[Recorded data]

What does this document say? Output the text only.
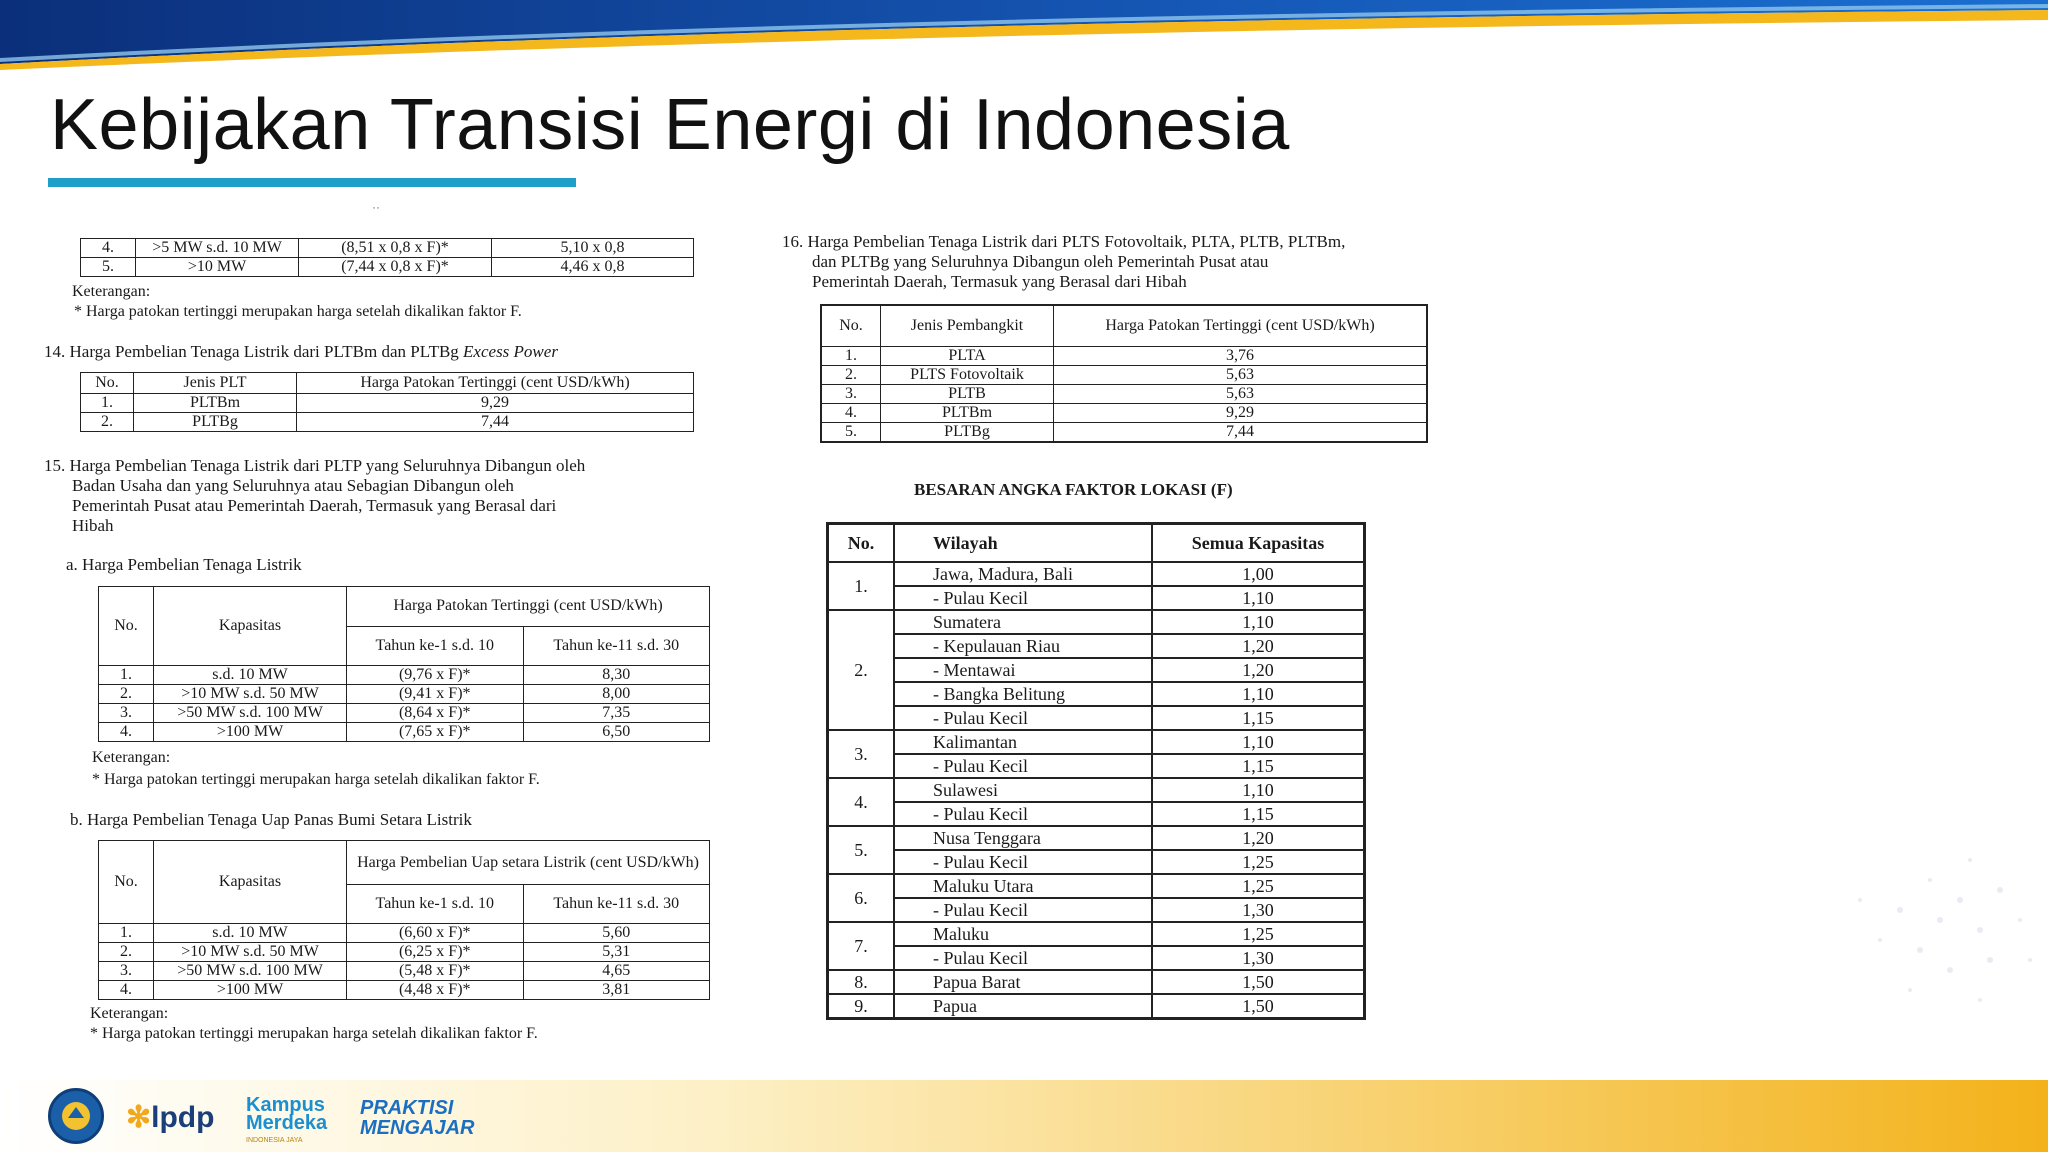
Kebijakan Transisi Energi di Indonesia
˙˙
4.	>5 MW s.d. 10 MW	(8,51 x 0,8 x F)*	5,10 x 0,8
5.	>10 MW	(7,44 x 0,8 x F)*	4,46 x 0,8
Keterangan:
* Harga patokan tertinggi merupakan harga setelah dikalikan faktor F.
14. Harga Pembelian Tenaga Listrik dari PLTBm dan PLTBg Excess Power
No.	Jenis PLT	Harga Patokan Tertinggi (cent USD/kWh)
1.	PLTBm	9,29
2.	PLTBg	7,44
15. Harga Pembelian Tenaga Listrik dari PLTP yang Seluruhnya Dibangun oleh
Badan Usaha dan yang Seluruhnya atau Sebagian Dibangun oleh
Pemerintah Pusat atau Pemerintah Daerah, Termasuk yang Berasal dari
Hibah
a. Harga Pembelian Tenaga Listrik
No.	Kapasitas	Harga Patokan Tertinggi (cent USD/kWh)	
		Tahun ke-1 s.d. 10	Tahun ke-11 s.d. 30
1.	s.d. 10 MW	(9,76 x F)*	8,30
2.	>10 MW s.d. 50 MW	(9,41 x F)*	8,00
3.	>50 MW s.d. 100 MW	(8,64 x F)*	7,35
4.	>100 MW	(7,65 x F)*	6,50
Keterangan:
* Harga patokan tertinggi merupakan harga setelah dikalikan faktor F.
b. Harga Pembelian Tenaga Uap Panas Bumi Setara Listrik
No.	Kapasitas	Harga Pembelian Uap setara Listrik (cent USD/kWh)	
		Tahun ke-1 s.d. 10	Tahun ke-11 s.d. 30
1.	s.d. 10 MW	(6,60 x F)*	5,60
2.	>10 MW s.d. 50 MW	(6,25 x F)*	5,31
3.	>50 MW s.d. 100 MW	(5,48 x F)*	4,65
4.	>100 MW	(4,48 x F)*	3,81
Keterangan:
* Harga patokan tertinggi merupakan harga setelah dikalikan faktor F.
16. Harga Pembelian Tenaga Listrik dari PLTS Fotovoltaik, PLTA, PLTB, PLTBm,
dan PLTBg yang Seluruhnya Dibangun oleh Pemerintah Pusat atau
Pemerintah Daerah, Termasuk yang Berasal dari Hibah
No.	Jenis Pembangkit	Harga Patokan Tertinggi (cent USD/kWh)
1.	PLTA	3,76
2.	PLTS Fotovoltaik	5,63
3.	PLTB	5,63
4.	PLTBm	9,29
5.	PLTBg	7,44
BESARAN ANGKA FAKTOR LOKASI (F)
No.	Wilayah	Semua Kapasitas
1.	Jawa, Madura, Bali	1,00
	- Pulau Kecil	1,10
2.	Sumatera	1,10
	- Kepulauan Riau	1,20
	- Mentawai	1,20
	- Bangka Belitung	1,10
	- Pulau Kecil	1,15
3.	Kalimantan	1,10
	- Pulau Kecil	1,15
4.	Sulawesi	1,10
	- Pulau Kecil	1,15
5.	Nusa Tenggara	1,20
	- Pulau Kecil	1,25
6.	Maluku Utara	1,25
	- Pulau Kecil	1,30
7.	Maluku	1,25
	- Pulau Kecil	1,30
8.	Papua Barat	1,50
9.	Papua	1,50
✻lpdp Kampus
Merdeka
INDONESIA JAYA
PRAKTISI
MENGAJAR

▶ Exercise
Copy out every line of the material above exactly, skipping the pictures.

▶ Finished exercise
What does this document say? Output the text only.
Kebijakan Transisi Energi di Indonesia
˙˙
4.	>5 MW s.d. 10 MW	(8,51 x 0,8 x F)*	5,10 x 0,8
5.	>10 MW	(7,44 x 0,8 x F)*	4,46 x 0,8
Keterangan:
* Harga patokan tertinggi merupakan harga setelah dikalikan faktor F.
14. Harga Pembelian Tenaga Listrik dari PLTBm dan PLTBg Excess Power
No.	Jenis PLT	Harga Patokan Tertinggi (cent USD/kWh)
1.	PLTBm	9,29
2.	PLTBg	7,44
15. Harga Pembelian Tenaga Listrik dari PLTP yang Seluruhnya Dibangun oleh
Badan Usaha dan yang Seluruhnya atau Sebagian Dibangun oleh
Pemerintah Pusat atau Pemerintah Daerah, Termasuk yang Berasal dari
Hibah
a. Harga Pembelian Tenaga Listrik
No.	Kapasitas	Harga Patokan Tertinggi (cent USD/kWh)	
		Tahun ke-1 s.d. 10	Tahun ke-11 s.d. 30
1.	s.d. 10 MW	(9,76 x F)*	8,30
2.	>10 MW s.d. 50 MW	(9,41 x F)*	8,00
3.	>50 MW s.d. 100 MW	(8,64 x F)*	7,35
4.	>100 MW	(7,65 x F)*	6,50
Keterangan:
* Harga patokan tertinggi merupakan harga setelah dikalikan faktor F.
b. Harga Pembelian Tenaga Uap Panas Bumi Setara Listrik
No.	Kapasitas	Harga Pembelian Uap setara Listrik (cent USD/kWh)	
		Tahun ke-1 s.d. 10	Tahun ke-11 s.d. 30
1.	s.d. 10 MW	(6,60 x F)*	5,60
2.	>10 MW s.d. 50 MW	(6,25 x F)*	5,31
3.	>50 MW s.d. 100 MW	(5,48 x F)*	4,65
4.	>100 MW	(4,48 x F)*	3,81
Keterangan:
* Harga patokan tertinggi merupakan harga setelah dikalikan faktor F.
16. Harga Pembelian Tenaga Listrik dari PLTS Fotovoltaik, PLTA, PLTB, PLTBm,
dan PLTBg yang Seluruhnya Dibangun oleh Pemerintah Pusat atau
Pemerintah Daerah, Termasuk yang Berasal dari Hibah
No.	Jenis Pembangkit	Harga Patokan Tertinggi (cent USD/kWh)
1.	PLTA	3,76
2.	PLTS Fotovoltaik	5,63
3.	PLTB	5,63
4.	PLTBm	9,29
5.	PLTBg	7,44
BESARAN ANGKA FAKTOR LOKASI (F)
No.	Wilayah	Semua Kapasitas
1.	Jawa, Madura, Bali	1,00
	- Pulau Kecil	1,10
2.	Sumatera	1,10
	- Kepulauan Riau	1,20
	- Mentawai	1,20
	- Bangka Belitung	1,10
	- Pulau Kecil	1,15
3.	Kalimantan	1,10
	- Pulau Kecil	1,15
4.	Sulawesi	1,10
	- Pulau Kecil	1,15
5.	Nusa Tenggara	1,20
	- Pulau Kecil	1,25
6.	Maluku Utara	1,25
	- Pulau Kecil	1,30
7.	Maluku	1,25
	- Pulau Kecil	1,30
8.	Papua Barat	1,50
9.	Papua	1,50
✻lpdp Kampus
Merdeka
INDONESIA JAYA
PRAKTISI
MENGAJAR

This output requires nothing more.